This is an archive of the discontinued LLVM Phabricator instance.

Fix tsan problem where the per-thread shared_ptr() can be locked right before the cache is destroyed causing a race where it tries to remove an entry from a destroyed cache.
ClosedPublic

Authored by zhangqiaorjc on Jan 23 2023, 11:28 AM.

Diff Detail

Event Timeline

zhangqiaorjc created this revision.Jan 23 2023, 11:28 AM
zhangqiaorjc requested review of this revision.Jan 23 2023, 11:28 AM
zhangqiaorjc added a reviewer: rriddle.

This is originally from Parker Schuh. I'm just helping him creating this commit.

Can you include more context in the description of the patch?

zhangqiaorjc retitled this revision from TSAN bug fix. to Fix tsan problem where the per-thread shared_ptr() can be locked right before the cache is destroyed causing a race where it tries to remove an entry from a destroyed cache..Jan 23 2023, 1:05 PM

Can you include more context in the description of the patch?

I updated the title to "Fix tsan problem where the per-thread shared_ptr() can be locked right before the cache is destroyed causing a race where it tries to remove an entry from a destroyed cache."

zhangqiaorjc edited reviewers, added: burmako; removed: ezhulenev.Jan 23 2023, 2:46 PM
zhangqiaorjc edited reviewers, added: jpienaar; removed: burmako.Jan 26 2023, 10:39 AM

Could someone help review this patch? It's caught by tsan for jax tests and we verified the fix internally.

rriddle accepted this revision.Jan 26 2023, 4:33 PM
This revision is now accepted and ready to land.Jan 26 2023, 4:33 PM

Thank you River for the review! I don't have commit access. @rriddle could you help us commit this patch? Thank you so much!

Exercise description:
In the review page, what was the revision's title before it was retitled?

Element position data:
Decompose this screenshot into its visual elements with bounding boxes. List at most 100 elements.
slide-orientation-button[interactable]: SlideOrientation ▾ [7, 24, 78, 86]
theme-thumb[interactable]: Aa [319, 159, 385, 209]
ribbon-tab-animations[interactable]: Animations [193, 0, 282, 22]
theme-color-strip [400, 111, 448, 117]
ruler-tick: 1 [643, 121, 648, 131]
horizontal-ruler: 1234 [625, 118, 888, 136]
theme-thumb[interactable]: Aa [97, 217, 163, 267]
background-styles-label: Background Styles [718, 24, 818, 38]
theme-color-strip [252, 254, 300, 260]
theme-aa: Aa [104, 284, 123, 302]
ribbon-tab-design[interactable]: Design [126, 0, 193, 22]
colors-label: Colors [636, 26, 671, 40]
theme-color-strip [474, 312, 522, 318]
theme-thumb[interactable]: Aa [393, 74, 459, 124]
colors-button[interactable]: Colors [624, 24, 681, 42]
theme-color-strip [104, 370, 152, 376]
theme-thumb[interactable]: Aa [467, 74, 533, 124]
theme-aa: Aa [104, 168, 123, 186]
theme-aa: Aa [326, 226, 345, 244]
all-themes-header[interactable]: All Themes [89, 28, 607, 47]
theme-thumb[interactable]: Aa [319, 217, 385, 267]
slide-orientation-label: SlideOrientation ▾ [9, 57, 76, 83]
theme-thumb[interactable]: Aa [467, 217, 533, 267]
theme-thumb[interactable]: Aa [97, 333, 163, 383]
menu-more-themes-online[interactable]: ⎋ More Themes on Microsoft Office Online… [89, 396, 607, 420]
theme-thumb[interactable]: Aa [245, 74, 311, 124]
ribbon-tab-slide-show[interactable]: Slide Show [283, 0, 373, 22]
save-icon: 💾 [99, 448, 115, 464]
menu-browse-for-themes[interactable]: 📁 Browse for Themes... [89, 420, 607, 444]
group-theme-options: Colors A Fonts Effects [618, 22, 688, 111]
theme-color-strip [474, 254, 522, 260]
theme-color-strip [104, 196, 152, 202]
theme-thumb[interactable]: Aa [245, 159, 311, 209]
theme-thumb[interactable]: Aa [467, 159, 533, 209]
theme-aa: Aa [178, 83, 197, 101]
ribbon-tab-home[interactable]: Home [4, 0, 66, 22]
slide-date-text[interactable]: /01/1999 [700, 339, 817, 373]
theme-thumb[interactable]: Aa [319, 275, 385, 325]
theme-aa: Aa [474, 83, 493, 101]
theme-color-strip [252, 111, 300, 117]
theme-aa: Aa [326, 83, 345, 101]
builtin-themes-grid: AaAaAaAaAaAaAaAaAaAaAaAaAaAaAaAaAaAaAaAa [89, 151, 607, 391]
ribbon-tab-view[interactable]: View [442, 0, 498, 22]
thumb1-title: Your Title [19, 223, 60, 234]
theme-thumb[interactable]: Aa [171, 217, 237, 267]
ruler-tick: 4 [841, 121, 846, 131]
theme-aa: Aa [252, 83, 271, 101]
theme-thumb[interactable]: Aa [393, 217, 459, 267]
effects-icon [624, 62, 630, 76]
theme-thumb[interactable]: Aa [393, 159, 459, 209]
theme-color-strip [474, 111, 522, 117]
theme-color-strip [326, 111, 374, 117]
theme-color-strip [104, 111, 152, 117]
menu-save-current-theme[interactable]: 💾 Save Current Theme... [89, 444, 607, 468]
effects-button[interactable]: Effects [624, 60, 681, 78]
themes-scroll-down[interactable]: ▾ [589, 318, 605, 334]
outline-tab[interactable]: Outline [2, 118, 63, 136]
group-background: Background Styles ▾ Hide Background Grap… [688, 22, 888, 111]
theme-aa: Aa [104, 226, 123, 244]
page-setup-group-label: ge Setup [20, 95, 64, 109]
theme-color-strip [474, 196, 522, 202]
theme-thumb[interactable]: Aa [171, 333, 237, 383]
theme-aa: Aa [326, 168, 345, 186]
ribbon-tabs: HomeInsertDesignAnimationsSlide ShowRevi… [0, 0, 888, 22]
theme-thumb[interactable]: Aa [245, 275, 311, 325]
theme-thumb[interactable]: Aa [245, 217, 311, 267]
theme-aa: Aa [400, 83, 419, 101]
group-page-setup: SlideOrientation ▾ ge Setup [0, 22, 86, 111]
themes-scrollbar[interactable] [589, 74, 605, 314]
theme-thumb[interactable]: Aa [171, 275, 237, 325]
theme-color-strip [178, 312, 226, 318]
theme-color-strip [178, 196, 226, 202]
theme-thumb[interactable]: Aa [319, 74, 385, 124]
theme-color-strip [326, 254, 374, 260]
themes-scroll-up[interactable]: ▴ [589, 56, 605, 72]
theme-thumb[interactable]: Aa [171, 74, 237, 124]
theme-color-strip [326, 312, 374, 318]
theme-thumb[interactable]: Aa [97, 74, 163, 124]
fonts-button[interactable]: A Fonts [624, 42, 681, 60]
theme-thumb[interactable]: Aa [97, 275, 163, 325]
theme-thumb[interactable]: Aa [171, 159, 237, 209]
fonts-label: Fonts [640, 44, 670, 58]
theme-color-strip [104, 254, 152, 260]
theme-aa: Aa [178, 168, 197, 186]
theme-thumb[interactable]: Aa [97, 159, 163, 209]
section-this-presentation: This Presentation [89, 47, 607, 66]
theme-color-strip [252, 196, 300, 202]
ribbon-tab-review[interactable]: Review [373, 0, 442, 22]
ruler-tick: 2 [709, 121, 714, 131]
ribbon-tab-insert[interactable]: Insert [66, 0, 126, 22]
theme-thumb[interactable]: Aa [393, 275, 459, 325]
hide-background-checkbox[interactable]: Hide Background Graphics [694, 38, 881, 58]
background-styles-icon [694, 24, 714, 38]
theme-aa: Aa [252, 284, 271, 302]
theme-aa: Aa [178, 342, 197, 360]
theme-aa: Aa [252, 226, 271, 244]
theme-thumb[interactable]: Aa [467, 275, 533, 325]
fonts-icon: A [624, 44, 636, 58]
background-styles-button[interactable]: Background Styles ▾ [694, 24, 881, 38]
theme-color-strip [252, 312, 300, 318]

Result for this task:
TSAN bug fix.